• Exercise aim: Extract each line holding the word "Number" from the entries.

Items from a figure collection
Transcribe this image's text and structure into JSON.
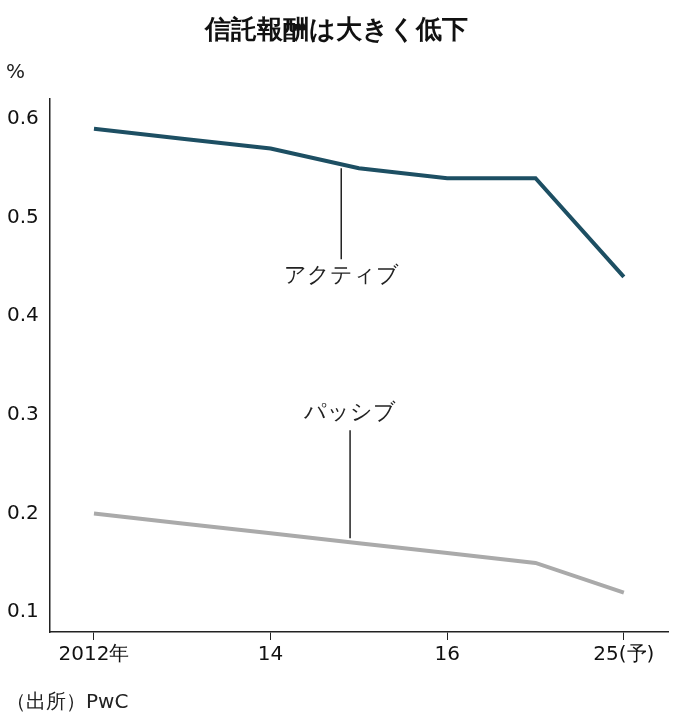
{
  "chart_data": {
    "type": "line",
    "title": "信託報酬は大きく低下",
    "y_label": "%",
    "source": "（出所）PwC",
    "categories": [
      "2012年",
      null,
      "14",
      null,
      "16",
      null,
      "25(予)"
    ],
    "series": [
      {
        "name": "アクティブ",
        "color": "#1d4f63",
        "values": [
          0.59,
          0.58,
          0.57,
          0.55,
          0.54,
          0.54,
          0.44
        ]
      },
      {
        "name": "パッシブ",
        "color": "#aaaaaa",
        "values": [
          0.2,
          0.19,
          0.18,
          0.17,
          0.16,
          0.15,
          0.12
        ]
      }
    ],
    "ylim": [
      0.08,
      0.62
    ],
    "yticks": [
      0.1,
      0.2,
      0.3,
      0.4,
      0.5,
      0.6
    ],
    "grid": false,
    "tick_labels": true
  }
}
* * *
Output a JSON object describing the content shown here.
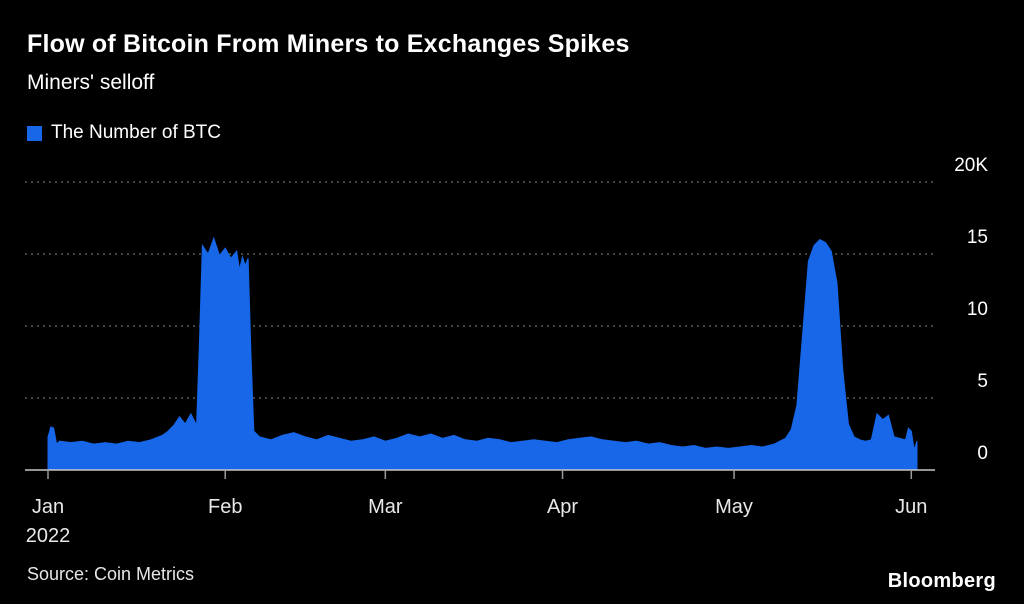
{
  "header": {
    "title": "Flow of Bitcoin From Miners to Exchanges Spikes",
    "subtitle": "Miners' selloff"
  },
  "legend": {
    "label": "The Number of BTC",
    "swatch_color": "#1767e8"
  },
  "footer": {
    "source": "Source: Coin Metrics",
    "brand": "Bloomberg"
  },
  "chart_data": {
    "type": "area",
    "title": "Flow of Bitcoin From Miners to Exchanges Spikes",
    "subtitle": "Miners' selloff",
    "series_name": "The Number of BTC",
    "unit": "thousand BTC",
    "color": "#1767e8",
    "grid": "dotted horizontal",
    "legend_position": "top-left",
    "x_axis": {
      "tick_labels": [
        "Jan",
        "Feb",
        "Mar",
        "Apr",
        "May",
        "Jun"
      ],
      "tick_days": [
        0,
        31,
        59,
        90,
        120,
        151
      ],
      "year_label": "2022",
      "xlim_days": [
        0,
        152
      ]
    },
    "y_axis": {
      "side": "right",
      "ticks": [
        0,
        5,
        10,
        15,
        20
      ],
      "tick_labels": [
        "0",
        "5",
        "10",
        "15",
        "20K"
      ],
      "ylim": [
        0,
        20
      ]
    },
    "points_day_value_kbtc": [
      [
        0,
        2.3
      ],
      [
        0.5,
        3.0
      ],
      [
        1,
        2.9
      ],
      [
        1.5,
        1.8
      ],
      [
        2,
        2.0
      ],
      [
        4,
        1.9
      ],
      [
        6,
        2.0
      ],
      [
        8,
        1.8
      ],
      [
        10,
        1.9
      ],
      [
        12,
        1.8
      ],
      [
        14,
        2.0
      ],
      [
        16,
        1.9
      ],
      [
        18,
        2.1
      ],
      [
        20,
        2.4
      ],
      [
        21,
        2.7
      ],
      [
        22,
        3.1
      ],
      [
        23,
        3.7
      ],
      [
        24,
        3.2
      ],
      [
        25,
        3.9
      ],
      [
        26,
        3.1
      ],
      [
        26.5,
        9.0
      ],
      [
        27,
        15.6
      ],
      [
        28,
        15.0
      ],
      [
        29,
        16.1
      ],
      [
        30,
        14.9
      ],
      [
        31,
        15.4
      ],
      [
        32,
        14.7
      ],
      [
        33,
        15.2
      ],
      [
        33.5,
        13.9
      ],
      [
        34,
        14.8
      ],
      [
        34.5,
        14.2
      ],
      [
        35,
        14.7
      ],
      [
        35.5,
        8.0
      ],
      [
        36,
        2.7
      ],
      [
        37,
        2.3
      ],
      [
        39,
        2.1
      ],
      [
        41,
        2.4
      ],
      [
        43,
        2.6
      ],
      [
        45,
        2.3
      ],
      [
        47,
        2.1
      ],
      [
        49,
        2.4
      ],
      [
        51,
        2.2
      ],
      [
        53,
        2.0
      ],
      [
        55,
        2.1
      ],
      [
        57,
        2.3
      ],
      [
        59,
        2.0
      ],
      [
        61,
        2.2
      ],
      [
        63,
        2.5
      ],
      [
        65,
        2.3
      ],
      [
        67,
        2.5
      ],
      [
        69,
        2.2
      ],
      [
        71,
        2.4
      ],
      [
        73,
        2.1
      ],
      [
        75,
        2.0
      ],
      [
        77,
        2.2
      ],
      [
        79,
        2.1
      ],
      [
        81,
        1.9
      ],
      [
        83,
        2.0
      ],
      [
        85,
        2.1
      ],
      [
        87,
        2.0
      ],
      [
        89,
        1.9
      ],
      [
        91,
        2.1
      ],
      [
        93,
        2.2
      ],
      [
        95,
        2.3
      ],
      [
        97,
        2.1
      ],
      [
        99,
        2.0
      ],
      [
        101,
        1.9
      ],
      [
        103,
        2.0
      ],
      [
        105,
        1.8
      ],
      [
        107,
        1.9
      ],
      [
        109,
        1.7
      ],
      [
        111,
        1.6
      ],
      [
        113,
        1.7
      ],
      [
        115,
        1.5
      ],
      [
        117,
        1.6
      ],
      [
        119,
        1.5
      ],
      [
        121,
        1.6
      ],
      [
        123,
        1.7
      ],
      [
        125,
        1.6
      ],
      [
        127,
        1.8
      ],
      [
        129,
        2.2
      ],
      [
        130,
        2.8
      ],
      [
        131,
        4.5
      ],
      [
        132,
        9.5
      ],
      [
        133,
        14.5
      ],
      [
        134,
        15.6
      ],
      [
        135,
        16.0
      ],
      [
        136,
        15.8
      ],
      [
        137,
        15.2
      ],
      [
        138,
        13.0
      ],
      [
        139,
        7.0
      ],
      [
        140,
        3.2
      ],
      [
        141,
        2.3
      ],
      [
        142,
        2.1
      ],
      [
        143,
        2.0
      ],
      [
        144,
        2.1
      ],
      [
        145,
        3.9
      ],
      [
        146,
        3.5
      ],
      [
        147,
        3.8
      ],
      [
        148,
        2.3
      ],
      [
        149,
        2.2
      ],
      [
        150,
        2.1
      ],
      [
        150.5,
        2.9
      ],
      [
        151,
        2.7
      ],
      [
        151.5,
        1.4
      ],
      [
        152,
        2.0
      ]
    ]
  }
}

• Task answer:
    "label": "The Number of BTC",
    "series_name": "The Number of BTC",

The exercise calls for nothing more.